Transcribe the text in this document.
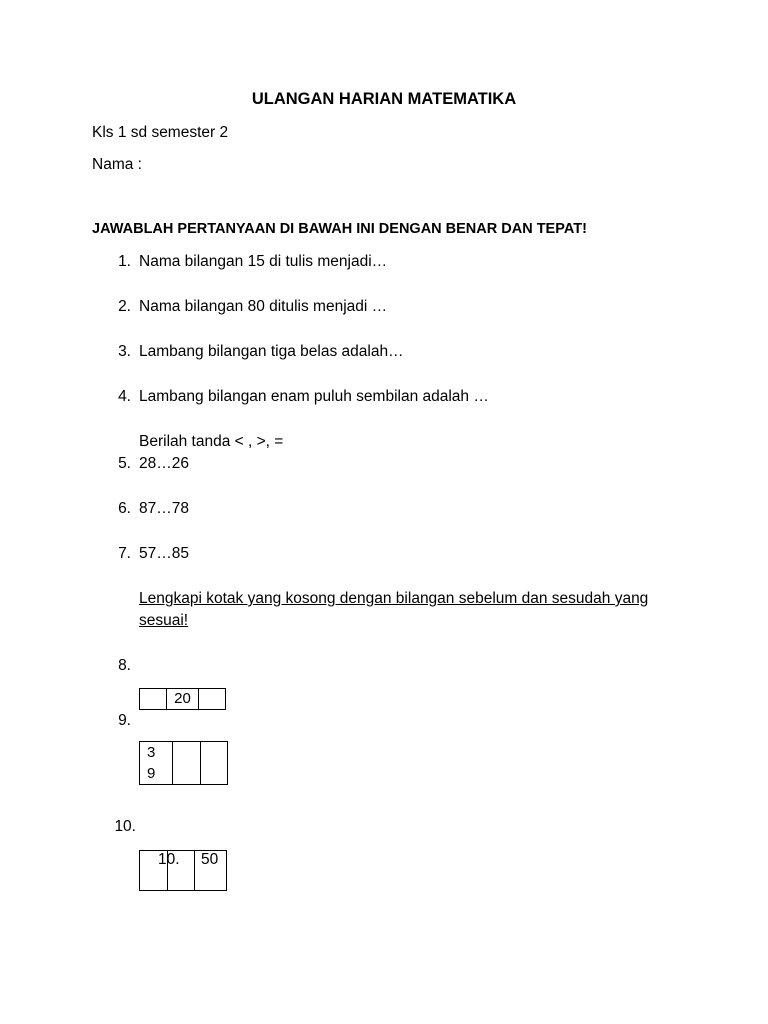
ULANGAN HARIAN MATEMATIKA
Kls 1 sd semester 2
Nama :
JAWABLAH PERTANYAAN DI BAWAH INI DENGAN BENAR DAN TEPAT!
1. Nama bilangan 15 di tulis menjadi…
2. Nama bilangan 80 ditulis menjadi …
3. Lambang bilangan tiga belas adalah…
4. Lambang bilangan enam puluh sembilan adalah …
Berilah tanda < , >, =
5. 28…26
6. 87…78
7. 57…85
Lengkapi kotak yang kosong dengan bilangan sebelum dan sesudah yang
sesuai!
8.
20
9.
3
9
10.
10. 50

==*==

Task brief: Copy out the data above exactly, except the pictures.

Correct response:
Transcribe the text in this document.
ULANGAN HARIAN MATEMATIKA
Kls 1 sd semester 2
Nama :
JAWABLAH PERTANYAAN DI BAWAH INI DENGAN BENAR DAN TEPAT!
1. Nama bilangan 15 di tulis menjadi…
2. Nama bilangan 80 ditulis menjadi …
3. Lambang bilangan tiga belas adalah…
4. Lambang bilangan enam puluh sembilan adalah …
Berilah tanda < , >, =
5. 28…26
6. 87…78
7. 57…85
Lengkapi kotak yang kosong dengan bilangan sebelum dan sesudah yang
sesuai!
8.
20
9.
3
9
10.
10. 50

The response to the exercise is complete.